START Material supplied
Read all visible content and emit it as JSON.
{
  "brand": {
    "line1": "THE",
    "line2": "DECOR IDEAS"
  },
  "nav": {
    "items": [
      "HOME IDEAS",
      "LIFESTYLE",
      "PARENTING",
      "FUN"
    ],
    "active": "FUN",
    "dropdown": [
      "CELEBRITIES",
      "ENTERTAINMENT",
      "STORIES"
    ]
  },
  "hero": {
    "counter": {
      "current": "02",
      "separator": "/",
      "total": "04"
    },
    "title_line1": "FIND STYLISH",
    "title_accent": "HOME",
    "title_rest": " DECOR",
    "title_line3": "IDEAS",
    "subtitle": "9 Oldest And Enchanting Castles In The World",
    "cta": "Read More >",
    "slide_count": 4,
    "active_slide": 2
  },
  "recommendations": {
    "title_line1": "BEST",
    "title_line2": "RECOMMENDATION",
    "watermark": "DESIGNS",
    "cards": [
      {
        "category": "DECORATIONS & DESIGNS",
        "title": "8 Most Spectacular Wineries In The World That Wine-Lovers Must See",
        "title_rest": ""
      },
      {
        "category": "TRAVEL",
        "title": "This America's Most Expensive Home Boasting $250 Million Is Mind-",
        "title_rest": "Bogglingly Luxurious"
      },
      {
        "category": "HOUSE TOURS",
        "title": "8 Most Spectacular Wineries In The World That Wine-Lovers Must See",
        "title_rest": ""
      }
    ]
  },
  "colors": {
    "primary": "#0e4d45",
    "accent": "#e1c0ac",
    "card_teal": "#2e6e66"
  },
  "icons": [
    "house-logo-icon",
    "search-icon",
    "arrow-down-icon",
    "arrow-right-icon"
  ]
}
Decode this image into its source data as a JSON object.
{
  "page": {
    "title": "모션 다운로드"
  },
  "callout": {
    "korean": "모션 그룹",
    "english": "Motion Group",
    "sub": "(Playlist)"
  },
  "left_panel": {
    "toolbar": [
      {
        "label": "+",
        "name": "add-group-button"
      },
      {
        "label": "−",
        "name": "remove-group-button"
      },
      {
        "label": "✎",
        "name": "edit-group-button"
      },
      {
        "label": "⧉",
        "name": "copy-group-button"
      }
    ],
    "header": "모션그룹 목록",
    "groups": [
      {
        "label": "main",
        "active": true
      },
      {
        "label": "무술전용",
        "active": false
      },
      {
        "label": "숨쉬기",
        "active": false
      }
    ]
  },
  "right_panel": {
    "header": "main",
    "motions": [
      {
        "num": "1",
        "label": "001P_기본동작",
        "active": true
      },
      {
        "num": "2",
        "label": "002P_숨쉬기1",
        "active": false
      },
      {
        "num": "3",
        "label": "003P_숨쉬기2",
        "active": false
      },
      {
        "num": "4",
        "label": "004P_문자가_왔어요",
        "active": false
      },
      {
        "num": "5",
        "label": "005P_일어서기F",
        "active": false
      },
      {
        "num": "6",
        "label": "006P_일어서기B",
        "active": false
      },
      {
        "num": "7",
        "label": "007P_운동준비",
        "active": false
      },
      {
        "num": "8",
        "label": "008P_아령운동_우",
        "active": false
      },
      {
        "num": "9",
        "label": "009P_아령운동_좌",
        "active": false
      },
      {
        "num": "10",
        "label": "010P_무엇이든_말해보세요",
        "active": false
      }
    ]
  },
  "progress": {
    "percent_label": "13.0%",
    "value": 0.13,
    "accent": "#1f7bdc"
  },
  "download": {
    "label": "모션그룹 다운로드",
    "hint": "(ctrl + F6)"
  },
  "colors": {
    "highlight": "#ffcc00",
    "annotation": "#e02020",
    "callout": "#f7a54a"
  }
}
END Material supplied
Prompt ▸ Every entry above needs to be quoted exactly.

Solved problem ▸
Read all visible content and emit it as JSON.
{
  "brand": {
    "line1": "THE",
    "line2": "DECOR IDEAS"
  },
  "nav": {
    "items": [
      "HOME IDEAS",
      "LIFESTYLE",
      "PARENTING",
      "FUN"
    ],
    "active": "FUN",
    "dropdown": [
      "CELEBRITIES",
      "ENTERTAINMENT",
      "STORIES"
    ]
  },
  "hero": {
    "counter": {
      "current": "02",
      "separator": "/",
      "total": "04"
    },
    "title_line1": "FIND STYLISH",
    "title_accent": "HOME",
    "title_rest": " DECOR",
    "title_line3": "IDEAS",
    "subtitle": "9 Oldest And Enchanting Castles In The World",
    "cta": "Read More >",
    "slide_count": 4,
    "active_slide": 2
  },
  "recommendations": {
    "title_line1": "BEST",
    "title_line2": "RECOMMENDATION",
    "watermark": "DESIGNS",
    "cards": [
      {
        "category": "DECORATIONS & DESIGNS",
        "title": "8 Most Spectacular Wineries In The World That Wine-Lovers Must See",
        "title_rest": ""
      },
      {
        "category": "TRAVEL",
        "title": "This America's Most Expensive Home Boasting $250 Million Is Mind-",
        "title_rest": "Bogglingly Luxurious"
      },
      {
        "category": "HOUSE TOURS",
        "title": "8 Most Spectacular Wineries In The World That Wine-Lovers Must See",
        "title_rest": ""
      }
    ]
  },
  "colors": {
    "primary": "#0e4d45",
    "accent": "#e1c0ac",
    "card_teal": "#2e6e66"
  },
  "icons": [
    "house-logo-icon",
    "search-icon",
    "arrow-down-icon",
    "arrow-right-icon"
  ]
}
Decode this image into its source data as a JSON object.
{
  "page": {
    "title": "모션 다운로드"
  },
  "callout": {
    "korean": "모션 그룹",
    "english": "Motion Group",
    "sub": "(Playlist)"
  },
  "left_panel": {
    "toolbar": [
      {
        "label": "+",
        "name": "add-group-button"
      },
      {
        "label": "−",
        "name": "remove-group-button"
      },
      {
        "label": "✎",
        "name": "edit-group-button"
      },
      {
        "label": "⧉",
        "name": "copy-group-button"
      }
    ],
    "header": "모션그룹 목록",
    "groups": [
      {
        "label": "main",
        "active": true
      },
      {
        "label": "무술전용",
        "active": false
      },
      {
        "label": "숨쉬기",
        "active": false
      }
    ]
  },
  "right_panel": {
    "header": "main",
    "motions": [
      {
        "num": "1",
        "label": "001P_기본동작",
        "active": true
      },
      {
        "num": "2",
        "label": "002P_숨쉬기1",
        "active": false
      },
      {
        "num": "3",
        "label": "003P_숨쉬기2",
        "active": false
      },
      {
        "num": "4",
        "label": "004P_문자가_왔어요",
        "active": false
      },
      {
        "num": "5",
        "label": "005P_일어서기F",
        "active": false
      },
      {
        "num": "6",
        "label": "006P_일어서기B",
        "active": false
      },
      {
        "num": "7",
        "label": "007P_운동준비",
        "active": false
      },
      {
        "num": "8",
        "label": "008P_아령운동_우",
        "active": false
      },
      {
        "num": "9",
        "label": "009P_아령운동_좌",
        "active": false
      },
      {
        "num": "10",
        "label": "010P_무엇이든_말해보세요",
        "active": false
      }
    ]
  },
  "progress": {
    "percent_label": "13.0%",
    "value": 0.13,
    "accent": "#1f7bdc"
  },
  "download": {
    "label": "모션그룹 다운로드",
    "hint": "(ctrl + F6)"
  },
  "colors": {
    "highlight": "#ffcc00",
    "annotation": "#e02020",
    "callout": "#f7a54a"
  }
}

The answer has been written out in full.